TASK INSTRUCTIONS>
Look at the entries below and reproduce them exactly.

_____

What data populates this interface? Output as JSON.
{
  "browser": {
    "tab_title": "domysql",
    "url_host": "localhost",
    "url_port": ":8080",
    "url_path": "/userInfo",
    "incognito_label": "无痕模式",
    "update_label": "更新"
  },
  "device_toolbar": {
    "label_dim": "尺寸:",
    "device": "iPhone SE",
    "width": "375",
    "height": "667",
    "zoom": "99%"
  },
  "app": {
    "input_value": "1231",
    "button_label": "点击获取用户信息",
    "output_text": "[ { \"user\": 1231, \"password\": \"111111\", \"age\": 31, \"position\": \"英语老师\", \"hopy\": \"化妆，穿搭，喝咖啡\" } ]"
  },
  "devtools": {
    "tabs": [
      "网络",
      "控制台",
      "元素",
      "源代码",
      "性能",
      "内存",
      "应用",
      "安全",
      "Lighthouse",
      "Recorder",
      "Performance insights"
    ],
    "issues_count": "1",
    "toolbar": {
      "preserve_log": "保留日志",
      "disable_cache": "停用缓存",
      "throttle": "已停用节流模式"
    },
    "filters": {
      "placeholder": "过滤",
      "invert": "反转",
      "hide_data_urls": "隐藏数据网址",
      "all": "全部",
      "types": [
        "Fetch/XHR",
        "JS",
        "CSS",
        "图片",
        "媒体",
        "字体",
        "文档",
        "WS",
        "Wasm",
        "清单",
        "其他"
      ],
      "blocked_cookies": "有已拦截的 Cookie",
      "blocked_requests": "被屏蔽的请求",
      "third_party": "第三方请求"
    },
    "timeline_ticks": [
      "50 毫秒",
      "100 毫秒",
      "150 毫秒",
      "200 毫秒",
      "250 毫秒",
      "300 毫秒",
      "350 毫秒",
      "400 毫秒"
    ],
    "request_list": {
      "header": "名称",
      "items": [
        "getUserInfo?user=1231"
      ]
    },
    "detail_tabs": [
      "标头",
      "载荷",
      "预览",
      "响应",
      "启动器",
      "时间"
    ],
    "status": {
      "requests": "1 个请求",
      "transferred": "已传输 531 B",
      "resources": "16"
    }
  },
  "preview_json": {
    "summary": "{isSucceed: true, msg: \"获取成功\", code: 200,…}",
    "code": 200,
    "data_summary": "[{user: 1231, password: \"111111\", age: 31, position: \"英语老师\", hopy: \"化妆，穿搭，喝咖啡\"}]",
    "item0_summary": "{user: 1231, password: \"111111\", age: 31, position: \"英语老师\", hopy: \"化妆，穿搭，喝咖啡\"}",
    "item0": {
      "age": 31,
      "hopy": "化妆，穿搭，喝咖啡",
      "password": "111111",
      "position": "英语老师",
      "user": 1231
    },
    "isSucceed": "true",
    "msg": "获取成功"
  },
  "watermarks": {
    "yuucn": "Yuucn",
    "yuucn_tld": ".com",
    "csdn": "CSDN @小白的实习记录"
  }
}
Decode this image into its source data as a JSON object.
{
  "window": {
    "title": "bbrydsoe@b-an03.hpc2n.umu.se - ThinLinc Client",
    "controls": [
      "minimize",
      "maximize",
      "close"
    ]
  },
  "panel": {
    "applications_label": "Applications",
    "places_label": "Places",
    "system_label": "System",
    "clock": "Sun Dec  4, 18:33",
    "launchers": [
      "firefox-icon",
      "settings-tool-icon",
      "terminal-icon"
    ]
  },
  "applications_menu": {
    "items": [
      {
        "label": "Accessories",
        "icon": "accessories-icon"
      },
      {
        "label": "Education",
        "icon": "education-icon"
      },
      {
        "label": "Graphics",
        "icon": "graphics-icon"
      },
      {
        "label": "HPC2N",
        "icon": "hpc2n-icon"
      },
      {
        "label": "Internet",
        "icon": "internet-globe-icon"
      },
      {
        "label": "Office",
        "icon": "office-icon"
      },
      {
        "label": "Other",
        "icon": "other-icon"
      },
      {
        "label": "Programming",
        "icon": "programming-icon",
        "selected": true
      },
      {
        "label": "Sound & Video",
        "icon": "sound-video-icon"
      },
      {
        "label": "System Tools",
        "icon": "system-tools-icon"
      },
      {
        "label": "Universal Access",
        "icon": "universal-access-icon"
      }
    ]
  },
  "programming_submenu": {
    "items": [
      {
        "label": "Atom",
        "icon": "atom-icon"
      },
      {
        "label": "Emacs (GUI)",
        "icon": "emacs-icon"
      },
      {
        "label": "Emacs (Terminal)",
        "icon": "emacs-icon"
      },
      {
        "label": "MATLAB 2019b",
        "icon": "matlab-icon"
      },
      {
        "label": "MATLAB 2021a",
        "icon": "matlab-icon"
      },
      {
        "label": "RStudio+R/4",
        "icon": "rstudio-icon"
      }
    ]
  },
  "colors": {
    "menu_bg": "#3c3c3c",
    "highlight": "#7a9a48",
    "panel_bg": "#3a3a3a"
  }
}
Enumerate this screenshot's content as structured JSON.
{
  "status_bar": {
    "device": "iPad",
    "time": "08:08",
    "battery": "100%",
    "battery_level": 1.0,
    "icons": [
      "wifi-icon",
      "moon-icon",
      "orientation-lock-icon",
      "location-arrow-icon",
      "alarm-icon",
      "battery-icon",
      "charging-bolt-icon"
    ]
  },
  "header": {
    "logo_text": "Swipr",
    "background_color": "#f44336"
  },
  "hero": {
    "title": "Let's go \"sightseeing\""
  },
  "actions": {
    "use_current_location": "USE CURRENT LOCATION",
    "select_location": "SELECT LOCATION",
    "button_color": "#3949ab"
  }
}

_____

RESULT OF THIS TASK>
What data populates this interface? Output as JSON.
{
  "browser": {
    "tab_title": "domysql",
    "url_host": "localhost",
    "url_port": ":8080",
    "url_path": "/userInfo",
    "incognito_label": "无痕模式",
    "update_label": "更新"
  },
  "device_toolbar": {
    "label_dim": "尺寸:",
    "device": "iPhone SE",
    "width": "375",
    "height": "667",
    "zoom": "99%"
  },
  "app": {
    "input_value": "1231",
    "button_label": "点击获取用户信息",
    "output_text": "[ { \"user\": 1231, \"password\": \"111111\", \"age\": 31, \"position\": \"英语老师\", \"hopy\": \"化妆，穿搭，喝咖啡\" } ]"
  },
  "devtools": {
    "tabs": [
      "网络",
      "控制台",
      "元素",
      "源代码",
      "性能",
      "内存",
      "应用",
      "安全",
      "Lighthouse",
      "Recorder",
      "Performance insights"
    ],
    "issues_count": "1",
    "toolbar": {
      "preserve_log": "保留日志",
      "disable_cache": "停用缓存",
      "throttle": "已停用节流模式"
    },
    "filters": {
      "placeholder": "过滤",
      "invert": "反转",
      "hide_data_urls": "隐藏数据网址",
      "all": "全部",
      "types": [
        "Fetch/XHR",
        "JS",
        "CSS",
        "图片",
        "媒体",
        "字体",
        "文档",
        "WS",
        "Wasm",
        "清单",
        "其他"
      ],
      "blocked_cookies": "有已拦截的 Cookie",
      "blocked_requests": "被屏蔽的请求",
      "third_party": "第三方请求"
    },
    "timeline_ticks": [
      "50 毫秒",
      "100 毫秒",
      "150 毫秒",
      "200 毫秒",
      "250 毫秒",
      "300 毫秒",
      "350 毫秒",
      "400 毫秒"
    ],
    "request_list": {
      "header": "名称",
      "items": [
        "getUserInfo?user=1231"
      ]
    },
    "detail_tabs": [
      "标头",
      "载荷",
      "预览",
      "响应",
      "启动器",
      "时间"
    ],
    "status": {
      "requests": "1 个请求",
      "transferred": "已传输 531 B",
      "resources": "16"
    }
  },
  "preview_json": {
    "summary": "{isSucceed: true, msg: \"获取成功\", code: 200,…}",
    "code": 200,
    "data_summary": "[{user: 1231, password: \"111111\", age: 31, position: \"英语老师\", hopy: \"化妆，穿搭，喝咖啡\"}]",
    "item0_summary": "{user: 1231, password: \"111111\", age: 31, position: \"英语老师\", hopy: \"化妆，穿搭，喝咖啡\"}",
    "item0": {
      "age": 31,
      "hopy": "化妆，穿搭，喝咖啡",
      "password": "111111",
      "position": "英语老师",
      "user": 1231
    },
    "isSucceed": "true",
    "msg": "获取成功"
  },
  "watermarks": {
    "yuucn": "Yuucn",
    "yuucn_tld": ".com",
    "csdn": "CSDN @小白的实习记录"
  }
}
Decode this image into its source data as a JSON object.
{
  "window": {
    "title": "bbrydsoe@b-an03.hpc2n.umu.se - ThinLinc Client",
    "controls": [
      "minimize",
      "maximize",
      "close"
    ]
  },
  "panel": {
    "applications_label": "Applications",
    "places_label": "Places",
    "system_label": "System",
    "clock": "Sun Dec  4, 18:33",
    "launchers": [
      "firefox-icon",
      "settings-tool-icon",
      "terminal-icon"
    ]
  },
  "applications_menu": {
    "items": [
      {
        "label": "Accessories",
        "icon": "accessories-icon"
      },
      {
        "label": "Education",
        "icon": "education-icon"
      },
      {
        "label": "Graphics",
        "icon": "graphics-icon"
      },
      {
        "label": "HPC2N",
        "icon": "hpc2n-icon"
      },
      {
        "label": "Internet",
        "icon": "internet-globe-icon"
      },
      {
        "label": "Office",
        "icon": "office-icon"
      },
      {
        "label": "Other",
        "icon": "other-icon"
      },
      {
        "label": "Programming",
        "icon": "programming-icon",
        "selected": true
      },
      {
        "label": "Sound & Video",
        "icon": "sound-video-icon"
      },
      {
        "label": "System Tools",
        "icon": "system-tools-icon"
      },
      {
        "label": "Universal Access",
        "icon": "universal-access-icon"
      }
    ]
  },
  "programming_submenu": {
    "items": [
      {
        "label": "Atom",
        "icon": "atom-icon"
      },
      {
        "label": "Emacs (GUI)",
        "icon": "emacs-icon"
      },
      {
        "label": "Emacs (Terminal)",
        "icon": "emacs-icon"
      },
      {
        "label": "MATLAB 2019b",
        "icon": "matlab-icon"
      },
      {
        "label": "MATLAB 2021a",
        "icon": "matlab-icon"
      },
      {
        "label": "RStudio+R/4",
        "icon": "rstudio-icon"
      }
    ]
  },
  "colors": {
    "menu_bg": "#3c3c3c",
    "highlight": "#7a9a48",
    "panel_bg": "#3a3a3a"
  }
}
Enumerate this screenshot's content as structured JSON.
{
  "status_bar": {
    "device": "iPad",
    "time": "08:08",
    "battery": "100%",
    "battery_level": 1.0,
    "icons": [
      "wifi-icon",
      "moon-icon",
      "orientation-lock-icon",
      "location-arrow-icon",
      "alarm-icon",
      "battery-icon",
      "charging-bolt-icon"
    ]
  },
  "header": {
    "logo_text": "Swipr",
    "background_color": "#f44336"
  },
  "hero": {
    "title": "Let's go \"sightseeing\""
  },
  "actions": {
    "use_current_location": "USE CURRENT LOCATION",
    "select_location": "SELECT LOCATION",
    "button_color": "#3949ab"
  }
}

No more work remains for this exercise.